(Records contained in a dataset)
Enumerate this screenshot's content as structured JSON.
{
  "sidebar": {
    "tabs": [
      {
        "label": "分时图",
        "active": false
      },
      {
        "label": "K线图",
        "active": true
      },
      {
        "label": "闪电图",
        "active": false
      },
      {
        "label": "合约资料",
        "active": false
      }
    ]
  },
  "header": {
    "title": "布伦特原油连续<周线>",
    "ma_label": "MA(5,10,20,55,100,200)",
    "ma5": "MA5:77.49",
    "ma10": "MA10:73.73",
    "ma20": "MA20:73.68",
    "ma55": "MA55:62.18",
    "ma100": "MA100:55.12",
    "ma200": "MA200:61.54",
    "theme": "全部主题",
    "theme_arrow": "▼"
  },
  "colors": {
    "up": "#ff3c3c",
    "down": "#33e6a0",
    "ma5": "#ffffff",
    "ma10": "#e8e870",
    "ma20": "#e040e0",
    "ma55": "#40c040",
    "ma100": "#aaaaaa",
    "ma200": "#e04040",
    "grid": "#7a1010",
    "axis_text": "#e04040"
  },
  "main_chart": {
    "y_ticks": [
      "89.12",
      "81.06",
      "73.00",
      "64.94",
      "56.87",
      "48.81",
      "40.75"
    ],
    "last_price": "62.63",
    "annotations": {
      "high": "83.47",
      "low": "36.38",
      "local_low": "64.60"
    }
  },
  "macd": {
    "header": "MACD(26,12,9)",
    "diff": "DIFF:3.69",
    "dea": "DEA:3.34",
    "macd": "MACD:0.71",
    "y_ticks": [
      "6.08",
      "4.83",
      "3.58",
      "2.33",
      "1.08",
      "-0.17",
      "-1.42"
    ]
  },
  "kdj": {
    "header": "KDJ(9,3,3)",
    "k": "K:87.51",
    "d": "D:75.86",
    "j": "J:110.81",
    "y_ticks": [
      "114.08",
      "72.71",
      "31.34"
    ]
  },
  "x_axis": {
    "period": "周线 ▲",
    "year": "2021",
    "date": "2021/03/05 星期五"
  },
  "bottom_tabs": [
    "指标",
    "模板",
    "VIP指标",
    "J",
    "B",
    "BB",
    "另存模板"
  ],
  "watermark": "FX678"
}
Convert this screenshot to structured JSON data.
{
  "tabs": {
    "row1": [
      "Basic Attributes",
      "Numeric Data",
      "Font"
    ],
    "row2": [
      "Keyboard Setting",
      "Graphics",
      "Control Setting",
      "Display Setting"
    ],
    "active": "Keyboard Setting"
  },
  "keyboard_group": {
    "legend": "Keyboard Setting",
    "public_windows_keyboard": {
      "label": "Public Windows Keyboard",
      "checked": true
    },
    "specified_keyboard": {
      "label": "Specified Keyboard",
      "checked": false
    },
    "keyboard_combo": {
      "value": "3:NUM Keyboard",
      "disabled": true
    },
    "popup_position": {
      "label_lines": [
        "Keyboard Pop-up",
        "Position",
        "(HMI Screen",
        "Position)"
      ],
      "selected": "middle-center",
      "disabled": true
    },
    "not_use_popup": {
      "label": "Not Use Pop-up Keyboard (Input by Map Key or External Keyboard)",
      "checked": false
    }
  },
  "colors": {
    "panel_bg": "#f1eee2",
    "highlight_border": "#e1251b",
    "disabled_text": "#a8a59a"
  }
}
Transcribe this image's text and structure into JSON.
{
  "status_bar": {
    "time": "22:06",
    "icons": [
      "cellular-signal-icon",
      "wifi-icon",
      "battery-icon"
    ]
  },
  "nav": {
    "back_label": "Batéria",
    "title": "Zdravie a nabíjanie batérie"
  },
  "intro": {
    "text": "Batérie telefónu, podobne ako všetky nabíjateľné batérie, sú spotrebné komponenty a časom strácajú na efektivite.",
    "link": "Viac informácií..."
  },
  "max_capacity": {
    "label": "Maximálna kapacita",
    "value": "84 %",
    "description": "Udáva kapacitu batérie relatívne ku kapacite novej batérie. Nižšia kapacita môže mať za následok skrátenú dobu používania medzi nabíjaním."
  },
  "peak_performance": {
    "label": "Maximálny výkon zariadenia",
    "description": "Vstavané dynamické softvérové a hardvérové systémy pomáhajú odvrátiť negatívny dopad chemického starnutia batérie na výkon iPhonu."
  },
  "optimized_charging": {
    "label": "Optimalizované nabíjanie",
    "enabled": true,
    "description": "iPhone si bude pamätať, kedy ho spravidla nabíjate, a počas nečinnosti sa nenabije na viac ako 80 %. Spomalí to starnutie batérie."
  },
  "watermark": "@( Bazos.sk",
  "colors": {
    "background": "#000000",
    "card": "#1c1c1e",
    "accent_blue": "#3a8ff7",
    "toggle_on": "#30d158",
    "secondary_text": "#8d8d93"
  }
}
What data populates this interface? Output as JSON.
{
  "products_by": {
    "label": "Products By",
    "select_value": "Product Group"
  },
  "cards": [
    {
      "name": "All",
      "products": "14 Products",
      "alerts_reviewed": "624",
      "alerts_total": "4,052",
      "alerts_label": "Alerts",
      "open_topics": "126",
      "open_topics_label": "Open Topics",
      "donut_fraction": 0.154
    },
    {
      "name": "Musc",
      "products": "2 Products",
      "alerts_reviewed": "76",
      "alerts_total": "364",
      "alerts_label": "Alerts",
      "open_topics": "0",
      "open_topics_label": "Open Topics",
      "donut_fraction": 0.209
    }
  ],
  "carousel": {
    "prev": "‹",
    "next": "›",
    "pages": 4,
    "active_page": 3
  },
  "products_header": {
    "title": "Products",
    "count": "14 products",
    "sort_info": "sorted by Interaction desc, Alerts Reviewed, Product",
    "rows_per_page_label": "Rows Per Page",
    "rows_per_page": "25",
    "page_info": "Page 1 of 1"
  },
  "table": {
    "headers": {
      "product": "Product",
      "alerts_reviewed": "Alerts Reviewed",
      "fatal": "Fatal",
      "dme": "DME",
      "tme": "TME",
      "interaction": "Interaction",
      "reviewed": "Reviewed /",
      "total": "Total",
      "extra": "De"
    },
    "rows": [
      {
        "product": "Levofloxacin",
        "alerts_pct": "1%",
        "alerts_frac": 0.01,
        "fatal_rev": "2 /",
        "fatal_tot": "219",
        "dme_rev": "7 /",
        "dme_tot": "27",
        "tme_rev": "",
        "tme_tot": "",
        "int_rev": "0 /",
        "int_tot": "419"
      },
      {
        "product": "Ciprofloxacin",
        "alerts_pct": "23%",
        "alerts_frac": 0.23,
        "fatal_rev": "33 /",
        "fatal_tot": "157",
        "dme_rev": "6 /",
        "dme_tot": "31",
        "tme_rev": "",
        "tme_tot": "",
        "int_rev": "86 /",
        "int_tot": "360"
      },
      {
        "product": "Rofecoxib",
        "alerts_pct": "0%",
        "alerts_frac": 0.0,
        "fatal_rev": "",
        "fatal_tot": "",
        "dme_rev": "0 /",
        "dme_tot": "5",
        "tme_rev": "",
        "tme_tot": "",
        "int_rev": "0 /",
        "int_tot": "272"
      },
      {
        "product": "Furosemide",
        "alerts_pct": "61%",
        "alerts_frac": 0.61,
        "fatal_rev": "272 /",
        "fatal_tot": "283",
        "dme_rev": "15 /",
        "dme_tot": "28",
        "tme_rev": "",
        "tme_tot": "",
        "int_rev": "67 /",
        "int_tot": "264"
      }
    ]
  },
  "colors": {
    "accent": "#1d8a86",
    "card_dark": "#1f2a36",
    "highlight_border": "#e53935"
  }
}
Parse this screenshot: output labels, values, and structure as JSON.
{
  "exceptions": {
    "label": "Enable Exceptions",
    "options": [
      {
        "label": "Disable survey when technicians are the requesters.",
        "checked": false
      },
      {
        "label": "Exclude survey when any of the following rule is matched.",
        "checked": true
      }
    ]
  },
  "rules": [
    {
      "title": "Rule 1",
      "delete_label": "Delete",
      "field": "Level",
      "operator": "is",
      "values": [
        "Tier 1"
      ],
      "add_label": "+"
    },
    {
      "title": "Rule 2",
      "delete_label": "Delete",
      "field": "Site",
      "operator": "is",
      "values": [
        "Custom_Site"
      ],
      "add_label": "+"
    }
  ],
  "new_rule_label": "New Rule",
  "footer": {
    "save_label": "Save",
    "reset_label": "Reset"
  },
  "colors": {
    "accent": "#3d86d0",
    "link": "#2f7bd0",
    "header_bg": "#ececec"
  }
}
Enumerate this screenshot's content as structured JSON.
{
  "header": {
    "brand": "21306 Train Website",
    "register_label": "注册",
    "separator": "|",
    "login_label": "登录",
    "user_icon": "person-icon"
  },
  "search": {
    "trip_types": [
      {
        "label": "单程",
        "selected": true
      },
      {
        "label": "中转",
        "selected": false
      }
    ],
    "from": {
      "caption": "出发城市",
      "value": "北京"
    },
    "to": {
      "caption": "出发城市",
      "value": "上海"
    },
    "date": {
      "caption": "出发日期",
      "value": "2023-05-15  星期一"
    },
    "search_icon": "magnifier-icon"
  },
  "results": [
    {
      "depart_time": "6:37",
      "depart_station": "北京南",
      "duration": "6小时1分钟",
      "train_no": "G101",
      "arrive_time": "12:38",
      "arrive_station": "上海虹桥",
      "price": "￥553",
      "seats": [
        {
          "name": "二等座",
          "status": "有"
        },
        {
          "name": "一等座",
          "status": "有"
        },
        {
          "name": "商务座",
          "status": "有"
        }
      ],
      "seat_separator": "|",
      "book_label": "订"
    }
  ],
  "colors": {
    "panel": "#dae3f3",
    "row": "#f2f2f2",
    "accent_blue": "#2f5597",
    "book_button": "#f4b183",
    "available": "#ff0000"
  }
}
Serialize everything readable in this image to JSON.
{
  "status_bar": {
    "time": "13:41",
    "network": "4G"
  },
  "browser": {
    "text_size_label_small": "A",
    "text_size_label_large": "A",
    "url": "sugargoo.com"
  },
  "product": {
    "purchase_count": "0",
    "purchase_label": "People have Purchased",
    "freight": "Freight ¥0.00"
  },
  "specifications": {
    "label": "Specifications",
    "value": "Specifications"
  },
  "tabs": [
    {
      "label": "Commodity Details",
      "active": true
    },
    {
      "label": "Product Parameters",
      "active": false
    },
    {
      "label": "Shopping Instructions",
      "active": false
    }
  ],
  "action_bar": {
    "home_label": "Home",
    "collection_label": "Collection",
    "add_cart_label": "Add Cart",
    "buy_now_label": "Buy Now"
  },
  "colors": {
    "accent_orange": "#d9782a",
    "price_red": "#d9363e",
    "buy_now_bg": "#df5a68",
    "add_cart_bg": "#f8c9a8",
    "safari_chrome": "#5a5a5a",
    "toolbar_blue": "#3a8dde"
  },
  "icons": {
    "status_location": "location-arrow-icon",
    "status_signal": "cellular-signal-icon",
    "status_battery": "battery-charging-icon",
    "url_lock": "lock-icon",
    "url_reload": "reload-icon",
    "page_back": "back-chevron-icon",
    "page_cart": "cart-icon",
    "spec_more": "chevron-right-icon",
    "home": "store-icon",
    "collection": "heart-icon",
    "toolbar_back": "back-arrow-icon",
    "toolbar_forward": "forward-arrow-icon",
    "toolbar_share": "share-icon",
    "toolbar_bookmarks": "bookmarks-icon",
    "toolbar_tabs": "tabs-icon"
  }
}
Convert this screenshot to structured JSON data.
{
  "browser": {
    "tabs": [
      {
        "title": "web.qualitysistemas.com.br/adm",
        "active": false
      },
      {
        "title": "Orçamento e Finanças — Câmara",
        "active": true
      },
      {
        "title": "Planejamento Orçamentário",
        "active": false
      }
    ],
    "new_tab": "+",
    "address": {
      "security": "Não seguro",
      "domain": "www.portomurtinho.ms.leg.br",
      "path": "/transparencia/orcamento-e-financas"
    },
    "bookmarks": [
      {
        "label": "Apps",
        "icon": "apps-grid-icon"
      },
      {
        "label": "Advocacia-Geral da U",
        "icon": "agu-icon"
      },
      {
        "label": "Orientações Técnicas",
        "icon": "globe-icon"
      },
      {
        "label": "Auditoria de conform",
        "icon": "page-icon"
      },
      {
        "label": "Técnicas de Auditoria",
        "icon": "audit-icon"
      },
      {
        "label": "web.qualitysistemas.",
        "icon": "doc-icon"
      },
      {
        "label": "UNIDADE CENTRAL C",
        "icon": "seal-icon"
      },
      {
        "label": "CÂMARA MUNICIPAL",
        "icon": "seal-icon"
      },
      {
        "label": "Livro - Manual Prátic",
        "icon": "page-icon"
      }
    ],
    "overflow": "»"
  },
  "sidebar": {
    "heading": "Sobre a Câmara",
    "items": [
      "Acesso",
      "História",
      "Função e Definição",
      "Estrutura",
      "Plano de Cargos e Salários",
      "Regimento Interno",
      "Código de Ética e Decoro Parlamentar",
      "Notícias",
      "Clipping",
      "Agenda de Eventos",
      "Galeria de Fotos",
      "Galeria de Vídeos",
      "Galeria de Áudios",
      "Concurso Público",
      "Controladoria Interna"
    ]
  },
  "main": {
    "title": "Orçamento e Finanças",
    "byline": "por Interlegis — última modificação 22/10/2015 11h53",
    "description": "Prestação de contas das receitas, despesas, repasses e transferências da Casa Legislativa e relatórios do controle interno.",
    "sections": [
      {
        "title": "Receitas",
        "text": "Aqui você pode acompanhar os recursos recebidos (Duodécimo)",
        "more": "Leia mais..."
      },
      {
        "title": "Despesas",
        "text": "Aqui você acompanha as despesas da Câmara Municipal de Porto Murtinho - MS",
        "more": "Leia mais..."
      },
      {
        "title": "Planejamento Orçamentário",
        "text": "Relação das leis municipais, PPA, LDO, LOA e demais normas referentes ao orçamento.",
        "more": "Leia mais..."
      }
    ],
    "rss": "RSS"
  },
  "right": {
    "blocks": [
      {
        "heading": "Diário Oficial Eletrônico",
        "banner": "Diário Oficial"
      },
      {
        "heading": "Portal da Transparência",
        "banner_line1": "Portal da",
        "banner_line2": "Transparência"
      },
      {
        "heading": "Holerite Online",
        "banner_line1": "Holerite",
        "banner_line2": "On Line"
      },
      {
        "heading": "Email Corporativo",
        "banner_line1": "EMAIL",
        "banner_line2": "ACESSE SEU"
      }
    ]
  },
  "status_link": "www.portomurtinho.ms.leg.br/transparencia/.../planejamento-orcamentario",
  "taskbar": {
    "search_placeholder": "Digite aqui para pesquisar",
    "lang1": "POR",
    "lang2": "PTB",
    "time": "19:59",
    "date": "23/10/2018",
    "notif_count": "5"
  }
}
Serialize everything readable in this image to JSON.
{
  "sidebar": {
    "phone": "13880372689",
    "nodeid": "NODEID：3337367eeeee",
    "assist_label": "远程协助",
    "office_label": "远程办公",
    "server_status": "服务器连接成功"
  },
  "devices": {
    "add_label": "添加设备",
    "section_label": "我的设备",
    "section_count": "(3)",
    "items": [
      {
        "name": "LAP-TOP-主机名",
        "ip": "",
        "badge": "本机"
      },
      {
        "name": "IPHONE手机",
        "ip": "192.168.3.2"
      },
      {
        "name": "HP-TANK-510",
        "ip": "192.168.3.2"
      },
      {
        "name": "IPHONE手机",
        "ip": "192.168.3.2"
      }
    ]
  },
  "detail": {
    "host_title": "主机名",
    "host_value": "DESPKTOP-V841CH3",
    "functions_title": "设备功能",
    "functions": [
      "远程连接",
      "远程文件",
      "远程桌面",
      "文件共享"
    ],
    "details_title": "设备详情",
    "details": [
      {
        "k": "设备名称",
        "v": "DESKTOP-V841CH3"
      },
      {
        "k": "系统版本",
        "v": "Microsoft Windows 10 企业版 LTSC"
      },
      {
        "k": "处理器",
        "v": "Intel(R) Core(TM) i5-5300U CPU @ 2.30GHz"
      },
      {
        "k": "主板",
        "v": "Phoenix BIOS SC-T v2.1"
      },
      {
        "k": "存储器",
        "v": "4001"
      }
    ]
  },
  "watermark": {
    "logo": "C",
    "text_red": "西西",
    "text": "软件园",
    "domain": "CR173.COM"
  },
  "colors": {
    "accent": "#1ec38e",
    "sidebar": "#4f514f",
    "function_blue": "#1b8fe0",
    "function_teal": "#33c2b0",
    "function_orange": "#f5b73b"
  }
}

_What the exercise asks_
For the entries above, count the lines that contain the string "nabíjanie", and state that number without further comment.

_Written answer_
2